Supplied records:
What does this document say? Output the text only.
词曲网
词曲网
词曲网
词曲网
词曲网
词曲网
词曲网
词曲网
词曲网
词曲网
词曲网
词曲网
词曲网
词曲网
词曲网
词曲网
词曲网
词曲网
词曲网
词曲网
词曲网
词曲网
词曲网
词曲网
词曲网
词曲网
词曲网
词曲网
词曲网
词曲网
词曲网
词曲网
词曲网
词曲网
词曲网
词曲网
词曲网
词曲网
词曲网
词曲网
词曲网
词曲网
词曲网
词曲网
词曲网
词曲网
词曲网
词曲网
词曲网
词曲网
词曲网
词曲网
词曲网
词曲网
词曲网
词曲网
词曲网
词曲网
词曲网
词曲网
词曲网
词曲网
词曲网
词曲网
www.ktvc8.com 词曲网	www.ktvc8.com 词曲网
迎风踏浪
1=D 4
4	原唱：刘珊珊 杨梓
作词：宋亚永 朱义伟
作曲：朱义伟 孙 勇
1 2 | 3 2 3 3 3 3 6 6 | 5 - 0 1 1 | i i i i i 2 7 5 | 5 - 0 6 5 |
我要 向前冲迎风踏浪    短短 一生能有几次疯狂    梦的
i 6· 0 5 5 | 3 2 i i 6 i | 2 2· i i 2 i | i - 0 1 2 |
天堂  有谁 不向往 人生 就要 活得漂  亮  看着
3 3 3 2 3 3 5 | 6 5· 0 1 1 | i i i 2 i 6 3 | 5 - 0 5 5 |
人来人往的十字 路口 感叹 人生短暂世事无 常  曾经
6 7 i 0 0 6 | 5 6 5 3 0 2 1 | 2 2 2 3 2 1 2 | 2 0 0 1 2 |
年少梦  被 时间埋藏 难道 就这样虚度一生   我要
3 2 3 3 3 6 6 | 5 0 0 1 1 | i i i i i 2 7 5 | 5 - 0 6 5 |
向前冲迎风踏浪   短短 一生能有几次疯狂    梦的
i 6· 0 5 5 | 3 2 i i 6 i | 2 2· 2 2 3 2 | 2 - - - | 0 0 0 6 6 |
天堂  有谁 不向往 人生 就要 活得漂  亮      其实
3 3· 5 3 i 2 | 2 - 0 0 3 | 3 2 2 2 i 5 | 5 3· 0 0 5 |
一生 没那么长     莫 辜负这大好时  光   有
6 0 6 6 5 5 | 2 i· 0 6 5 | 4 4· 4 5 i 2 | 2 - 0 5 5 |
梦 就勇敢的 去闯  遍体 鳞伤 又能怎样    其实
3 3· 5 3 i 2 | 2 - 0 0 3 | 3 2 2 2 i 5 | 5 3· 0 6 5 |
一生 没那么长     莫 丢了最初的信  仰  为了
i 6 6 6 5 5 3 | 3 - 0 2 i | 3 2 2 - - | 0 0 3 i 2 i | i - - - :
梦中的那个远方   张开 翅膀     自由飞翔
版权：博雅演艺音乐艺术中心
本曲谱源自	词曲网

Task statement: Search the lines for "一生能有几次疯狂". Copy each line that has it.

Exercise output:
我要 向前冲迎风踏浪    短短 一生能有几次疯狂    梦的
向前冲迎风踏浪   短短 一生能有几次疯狂    梦的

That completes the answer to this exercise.